* **Brief**:
Leaving out all images, write out the records that follow exactly.

* **Entries with figure data**:
++++++++++++++++++++

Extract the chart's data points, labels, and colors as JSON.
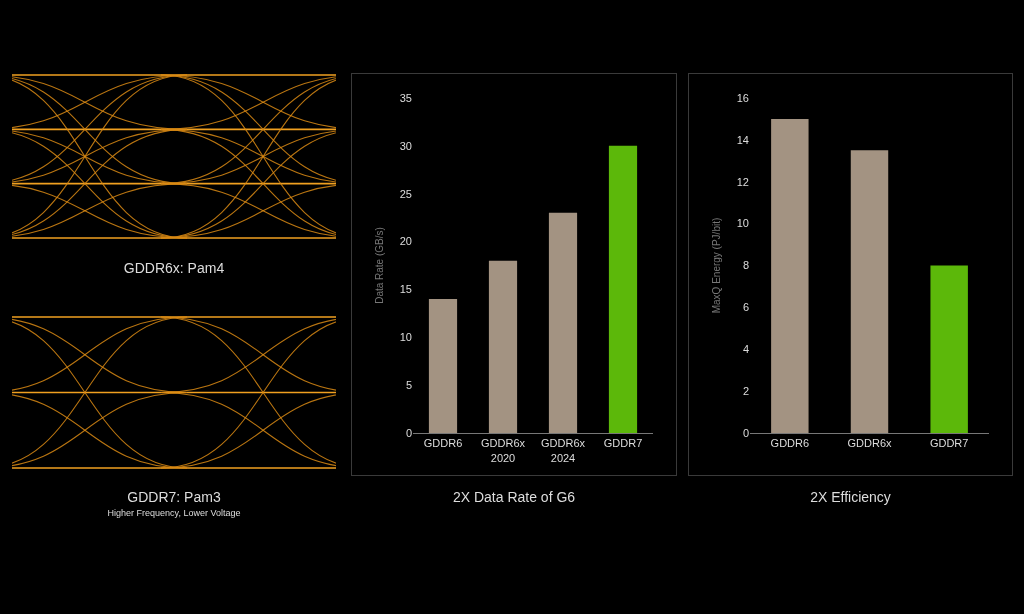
{
  "chart_data": [
    {
      "type": "other",
      "annotations": [
        "GDDR6x: Pam4",
        "GDDR7: Pam3",
        "Higher Frequency, Lower Voltage"
      ]
    },
    {
      "type": "bar",
      "title": "2X Data Rate of G6",
      "ylabel": "Data Rate (GB/s)",
      "categories": [
        "GDDR6",
        "GDDR6x\n2020",
        "GDDR6x\n2024",
        "GDDR7"
      ],
      "values": [
        14,
        18,
        23,
        30
      ],
      "colors": [
        "#a39382",
        "#a39382",
        "#a39382",
        "#5cb80a"
      ],
      "ylim": [
        0,
        35
      ],
      "yticks": [
        0,
        5,
        10,
        15,
        20,
        25,
        30,
        35
      ],
      "grid": false
    },
    {
      "type": "bar",
      "title": "2X Efficiency",
      "ylabel": "MaxQ Energy (PJ/bit)",
      "categories": [
        "GDDR6",
        "GDDR6x",
        "GDDR7"
      ],
      "values": [
        15,
        13.5,
        8
      ],
      "colors": [
        "#a39382",
        "#a39382",
        "#5cb80a"
      ],
      "ylim": [
        0,
        16
      ],
      "yticks": [
        0,
        2,
        4,
        6,
        8,
        10,
        12,
        14,
        16
      ],
      "grid": false
    }
  ]
}
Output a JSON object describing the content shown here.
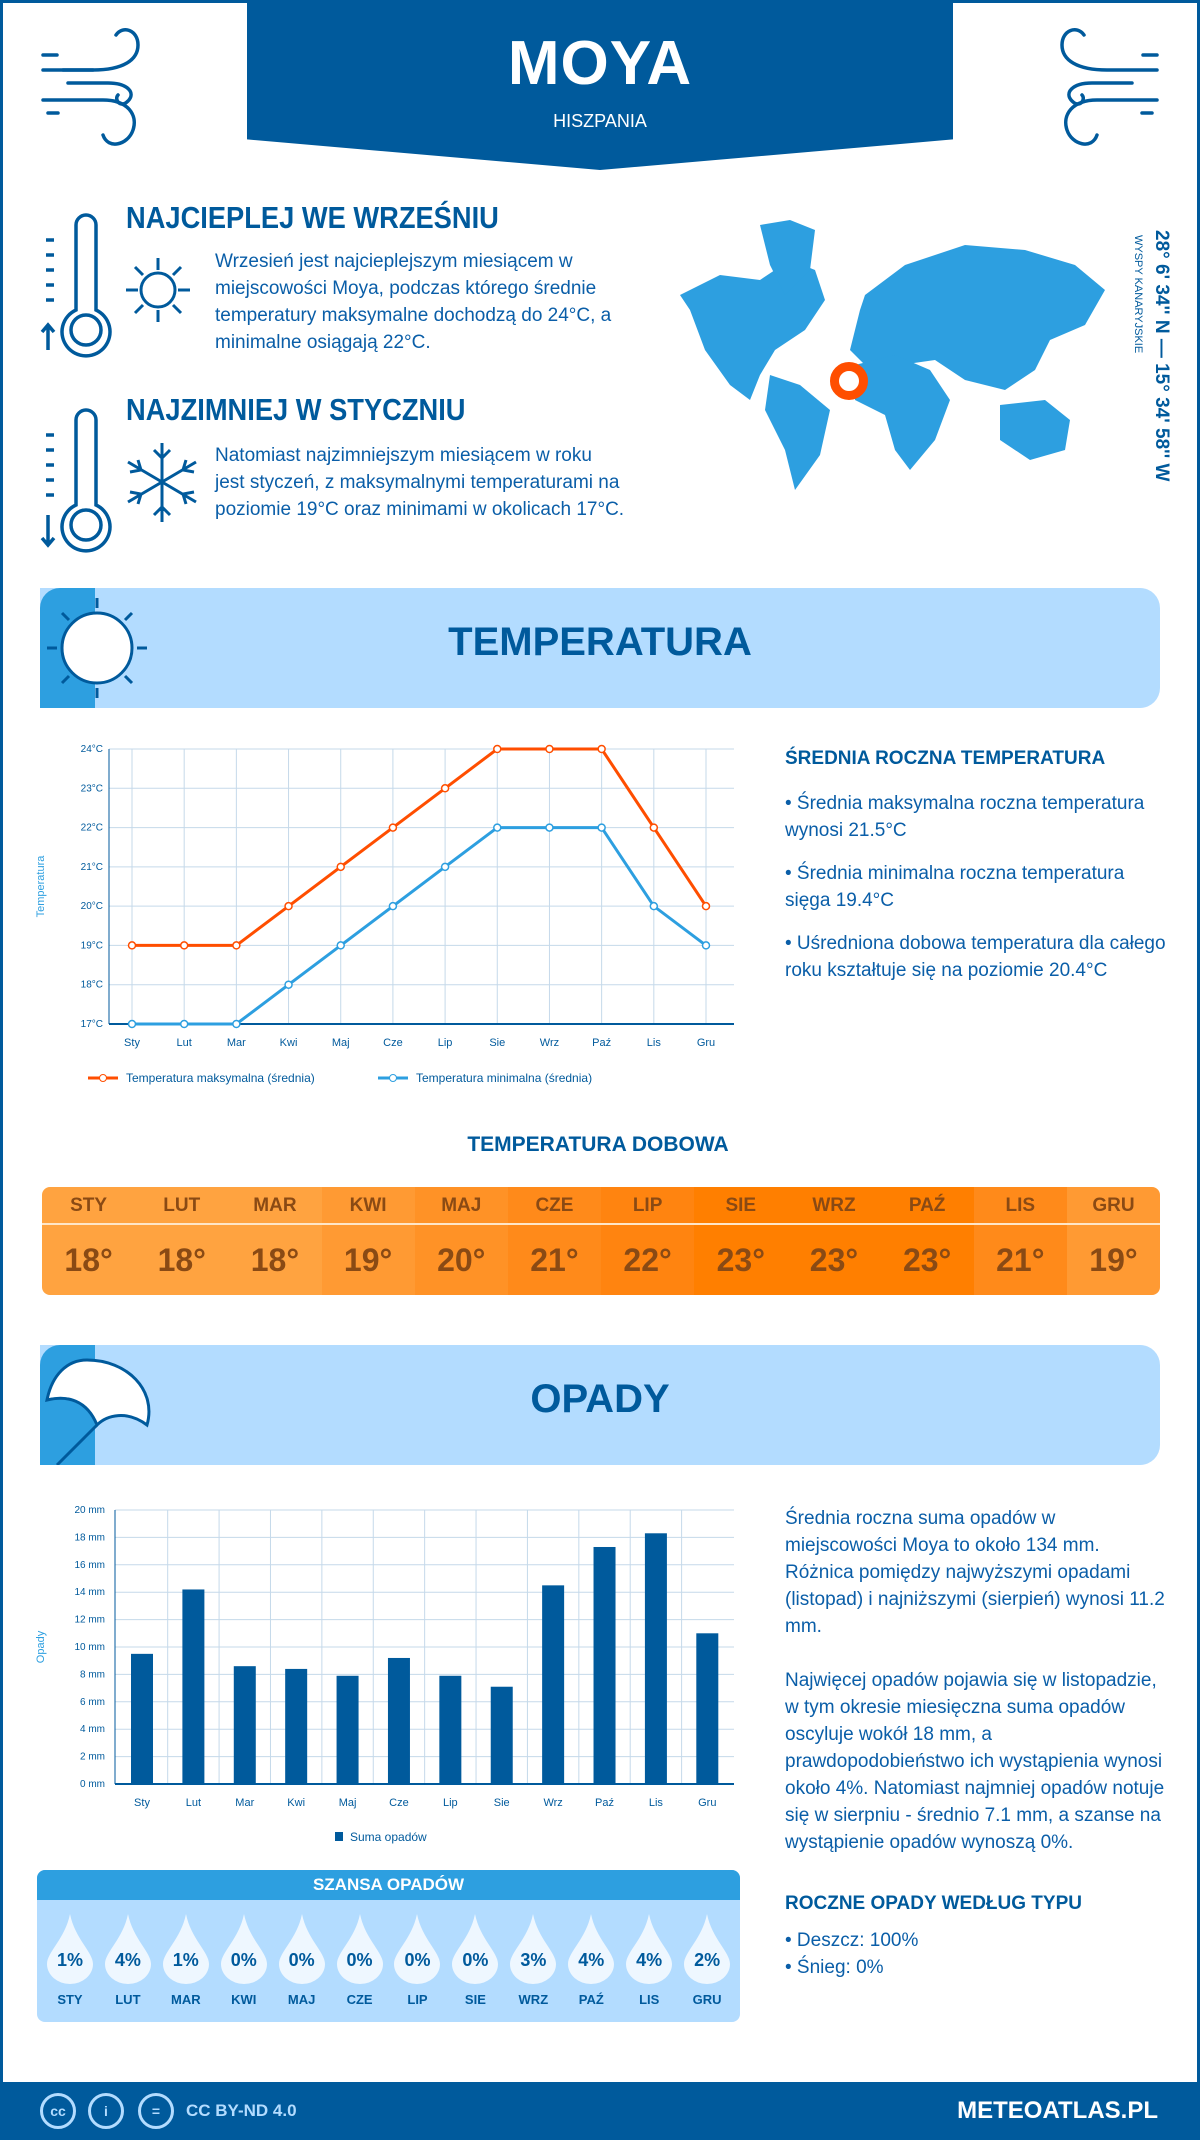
{
  "header": {
    "title": "MOYA",
    "country": "HISZPANIA"
  },
  "warmest": {
    "title": "NAJCIEPLEJ WE WRZEŚNIU",
    "text": "Wrzesień jest najcieplejszym miesiącem w miejscowości Moya, podczas którego średnie temperatury maksymalne dochodzą do 24°C, a minimalne osiągają 22°C."
  },
  "coldest": {
    "title": "NAJZIMNIEJ W STYCZNIU",
    "text": "Natomiast najzimniejszym miesiącem w roku jest styczeń, z maksymalnymi temperaturami na poziomie 19°C oraz minimami w okolicach 17°C."
  },
  "map": {
    "coordinates": "28° 6' 34'' N — 15° 34' 58'' W",
    "region": "WYSPY KANARYJSKIE",
    "marker_color": "#ff4e00"
  },
  "temperature_section": {
    "title": "TEMPERATURA"
  },
  "temperature_summary": {
    "heading": "ŚREDNIA ROCZNA TEMPERATURA",
    "items": [
      "• Średnia maksymalna roczna temperatura wynosi 21.5°C",
      "• Średnia minimalna roczna temperatura sięga 19.4°C",
      "• Uśredniona dobowa temperatura dla całego roku kształtuje się na poziomie 20.4°C"
    ]
  },
  "daily": {
    "title": "TEMPERATURA DOBOWA",
    "months": [
      "STY",
      "LUT",
      "MAR",
      "KWI",
      "MAJ",
      "CZE",
      "LIP",
      "SIE",
      "WRZ",
      "PAŹ",
      "LIS",
      "GRU"
    ],
    "values": [
      "18°",
      "18°",
      "18°",
      "19°",
      "20°",
      "21°",
      "22°",
      "23°",
      "23°",
      "23°",
      "21°",
      "19°"
    ],
    "colors": [
      "#ffa340",
      "#ffa340",
      "#ffa340",
      "#ff9a33",
      "#ff9226",
      "#ff8a1a",
      "#ff8410",
      "#ff7f00",
      "#ff7f00",
      "#ff7f00",
      "#ff8a1a",
      "#ff9a33"
    ]
  },
  "precip_section": {
    "title": "OPADY"
  },
  "precip_summary": {
    "p1": "Średnia roczna suma opadów w miejscowości Moya to około 134 mm. Różnica pomiędzy najwyższymi opadami (listopad) i najniższymi (sierpień) wynosi 11.2 mm.",
    "p2": "Najwięcej opadów pojawia się w listopadzie, w tym okresie miesięczna suma opadów oscyluje wokół 18 mm, a prawdopodobieństwo ich wystąpienia wynosi około 4%. Natomiast najmniej opadów notuje się w sierpniu - średnio 7.1 mm, a szanse na wystąpienie opadów wynoszą 0%."
  },
  "chance": {
    "title": "SZANSA OPADÓW",
    "months": [
      "STY",
      "LUT",
      "MAR",
      "KWI",
      "MAJ",
      "CZE",
      "LIP",
      "SIE",
      "WRZ",
      "PAŹ",
      "LIS",
      "GRU"
    ],
    "values": [
      "1%",
      "4%",
      "1%",
      "0%",
      "0%",
      "0%",
      "0%",
      "0%",
      "3%",
      "4%",
      "4%",
      "2%"
    ]
  },
  "precip_type": {
    "heading": "ROCZNE OPADY WEDŁUG TYPU",
    "items": [
      "• Deszcz: 100%",
      "• Śnieg: 0%"
    ]
  },
  "footer": {
    "license": "CC BY-ND 4.0",
    "site": "METEOATLAS.PL",
    "icons": [
      "cc",
      "by",
      "nd"
    ]
  },
  "chart_data": [
    {
      "type": "line",
      "categories": [
        "Sty",
        "Lut",
        "Mar",
        "Kwi",
        "Maj",
        "Cze",
        "Lip",
        "Sie",
        "Wrz",
        "Paź",
        "Lis",
        "Gru"
      ],
      "series": [
        {
          "name": "Temperatura maksymalna (średnia)",
          "color": "#ff4e00",
          "values": [
            19,
            19,
            19,
            20,
            21,
            22,
            23,
            24,
            24,
            24,
            22,
            20
          ]
        },
        {
          "name": "Temperatura minimalna (średnia)",
          "color": "#2d9fe0",
          "values": [
            17,
            17,
            17,
            18,
            19,
            20,
            21,
            22,
            22,
            22,
            20,
            19
          ]
        }
      ],
      "ylabel": "Temperatura",
      "ylim": [
        17,
        24
      ],
      "yticks": [
        "17°C",
        "18°C",
        "19°C",
        "20°C",
        "21°C",
        "22°C",
        "23°C",
        "24°C"
      ],
      "grid": true,
      "legend": "bottom"
    },
    {
      "type": "bar",
      "categories": [
        "Sty",
        "Lut",
        "Mar",
        "Kwi",
        "Maj",
        "Cze",
        "Lip",
        "Sie",
        "Wrz",
        "Paź",
        "Lis",
        "Gru"
      ],
      "series": [
        {
          "name": "Suma opadów",
          "color": "#005a9c",
          "values": [
            9.5,
            14.2,
            8.6,
            8.4,
            7.9,
            9.2,
            7.9,
            7.1,
            14.5,
            17.3,
            18.3,
            11.0
          ]
        }
      ],
      "ylabel": "Opady",
      "ylim": [
        0,
        20
      ],
      "yticks": [
        "0 mm",
        "2 mm",
        "4 mm",
        "6 mm",
        "8 mm",
        "10 mm",
        "12 mm",
        "14 mm",
        "16 mm",
        "18 mm",
        "20 mm"
      ],
      "grid": true,
      "legend": "bottom"
    }
  ]
}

++++++++++++++++++++

* **Solution to this task**:
Extract the chart's data points, labels, and colors as JSON.
{
  "chart_data": [
    {
      "type": "other",
      "annotations": [
        "GDDR6x: Pam4",
        "GDDR7: Pam3",
        "Higher Frequency, Lower Voltage"
      ]
    },
    {
      "type": "bar",
      "title": "2X Data Rate of G6",
      "ylabel": "Data Rate (GB/s)",
      "categories": [
        "GDDR6",
        "GDDR6x\n2020",
        "GDDR6x\n2024",
        "GDDR7"
      ],
      "values": [
        14,
        18,
        23,
        30
      ],
      "colors": [
        "#a39382",
        "#a39382",
        "#a39382",
        "#5cb80a"
      ],
      "ylim": [
        0,
        35
      ],
      "yticks": [
        0,
        5,
        10,
        15,
        20,
        25,
        30,
        35
      ],
      "grid": false
    },
    {
      "type": "bar",
      "title": "2X Efficiency",
      "ylabel": "MaxQ Energy (PJ/bit)",
      "categories": [
        "GDDR6",
        "GDDR6x",
        "GDDR7"
      ],
      "values": [
        15,
        13.5,
        8
      ],
      "colors": [
        "#a39382",
        "#a39382",
        "#5cb80a"
      ],
      "ylim": [
        0,
        16
      ],
      "yticks": [
        0,
        2,
        4,
        6,
        8,
        10,
        12,
        14,
        16
      ],
      "grid": false
    }
  ]
}
Output a JSON object describing the content shown here.
{
  "header": {
    "title": "MOYA",
    "country": "HISZPANIA"
  },
  "warmest": {
    "title": "NAJCIEPLEJ WE WRZEŚNIU",
    "text": "Wrzesień jest najcieplejszym miesiącem w miejscowości Moya, podczas którego średnie temperatury maksymalne dochodzą do 24°C, a minimalne osiągają 22°C."
  },
  "coldest": {
    "title": "NAJZIMNIEJ W STYCZNIU",
    "text": "Natomiast najzimniejszym miesiącem w roku jest styczeń, z maksymalnymi temperaturami na poziomie 19°C oraz minimami w okolicach 17°C."
  },
  "map": {
    "coordinates": "28° 6' 34'' N — 15° 34' 58'' W",
    "region": "WYSPY KANARYJSKIE",
    "marker_color": "#ff4e00"
  },
  "temperature_section": {
    "title": "TEMPERATURA"
  },
  "temperature_summary": {
    "heading": "ŚREDNIA ROCZNA TEMPERATURA",
    "items": [
      "• Średnia maksymalna roczna temperatura wynosi 21.5°C",
      "• Średnia minimalna roczna temperatura sięga 19.4°C",
      "• Uśredniona dobowa temperatura dla całego roku kształtuje się na poziomie 20.4°C"
    ]
  },
  "daily": {
    "title": "TEMPERATURA DOBOWA",
    "months": [
      "STY",
      "LUT",
      "MAR",
      "KWI",
      "MAJ",
      "CZE",
      "LIP",
      "SIE",
      "WRZ",
      "PAŹ",
      "LIS",
      "GRU"
    ],
    "values": [
      "18°",
      "18°",
      "18°",
      "19°",
      "20°",
      "21°",
      "22°",
      "23°",
      "23°",
      "23°",
      "21°",
      "19°"
    ],
    "colors": [
      "#ffa340",
      "#ffa340",
      "#ffa340",
      "#ff9a33",
      "#ff9226",
      "#ff8a1a",
      "#ff8410",
      "#ff7f00",
      "#ff7f00",
      "#ff7f00",
      "#ff8a1a",
      "#ff9a33"
    ]
  },
  "precip_section": {
    "title": "OPADY"
  },
  "precip_summary": {
    "p1": "Średnia roczna suma opadów w miejscowości Moya to około 134 mm. Różnica pomiędzy najwyższymi opadami (listopad) i najniższymi (sierpień) wynosi 11.2 mm.",
    "p2": "Najwięcej opadów pojawia się w listopadzie, w tym okresie miesięczna suma opadów oscyluje wokół 18 mm, a prawdopodobieństwo ich wystąpienia wynosi około 4%. Natomiast najmniej opadów notuje się w sierpniu - średnio 7.1 mm, a szanse na wystąpienie opadów wynoszą 0%."
  },
  "chance": {
    "title": "SZANSA OPADÓW",
    "months": [
      "STY",
      "LUT",
      "MAR",
      "KWI",
      "MAJ",
      "CZE",
      "LIP",
      "SIE",
      "WRZ",
      "PAŹ",
      "LIS",
      "GRU"
    ],
    "values": [
      "1%",
      "4%",
      "1%",
      "0%",
      "0%",
      "0%",
      "0%",
      "0%",
      "3%",
      "4%",
      "4%",
      "2%"
    ]
  },
  "precip_type": {
    "heading": "ROCZNE OPADY WEDŁUG TYPU",
    "items": [
      "• Deszcz: 100%",
      "• Śnieg: 0%"
    ]
  },
  "footer": {
    "license": "CC BY-ND 4.0",
    "site": "METEOATLAS.PL",
    "icons": [
      "cc",
      "by",
      "nd"
    ]
  },
  "chart_data": [
    {
      "type": "line",
      "categories": [
        "Sty",
        "Lut",
        "Mar",
        "Kwi",
        "Maj",
        "Cze",
        "Lip",
        "Sie",
        "Wrz",
        "Paź",
        "Lis",
        "Gru"
      ],
      "series": [
        {
          "name": "Temperatura maksymalna (średnia)",
          "color": "#ff4e00",
          "values": [
            19,
            19,
            19,
            20,
            21,
            22,
            23,
            24,
            24,
            24,
            22,
            20
          ]
        },
        {
          "name": "Temperatura minimalna (średnia)",
          "color": "#2d9fe0",
          "values": [
            17,
            17,
            17,
            18,
            19,
            20,
            21,
            22,
            22,
            22,
            20,
            19
          ]
        }
      ],
      "ylabel": "Temperatura",
      "ylim": [
        17,
        24
      ],
      "yticks": [
        "17°C",
        "18°C",
        "19°C",
        "20°C",
        "21°C",
        "22°C",
        "23°C",
        "24°C"
      ],
      "grid": true,
      "legend": "bottom"
    },
    {
      "type": "bar",
      "categories": [
        "Sty",
        "Lut",
        "Mar",
        "Kwi",
        "Maj",
        "Cze",
        "Lip",
        "Sie",
        "Wrz",
        "Paź",
        "Lis",
        "Gru"
      ],
      "series": [
        {
          "name": "Suma opadów",
          "color": "#005a9c",
          "values": [
            9.5,
            14.2,
            8.6,
            8.4,
            7.9,
            9.2,
            7.9,
            7.1,
            14.5,
            17.3,
            18.3,
            11.0
          ]
        }
      ],
      "ylabel": "Opady",
      "ylim": [
        0,
        20
      ],
      "yticks": [
        "0 mm",
        "2 mm",
        "4 mm",
        "6 mm",
        "8 mm",
        "10 mm",
        "12 mm",
        "14 mm",
        "16 mm",
        "18 mm",
        "20 mm"
      ],
      "grid": true,
      "legend": "bottom"
    }
  ]
}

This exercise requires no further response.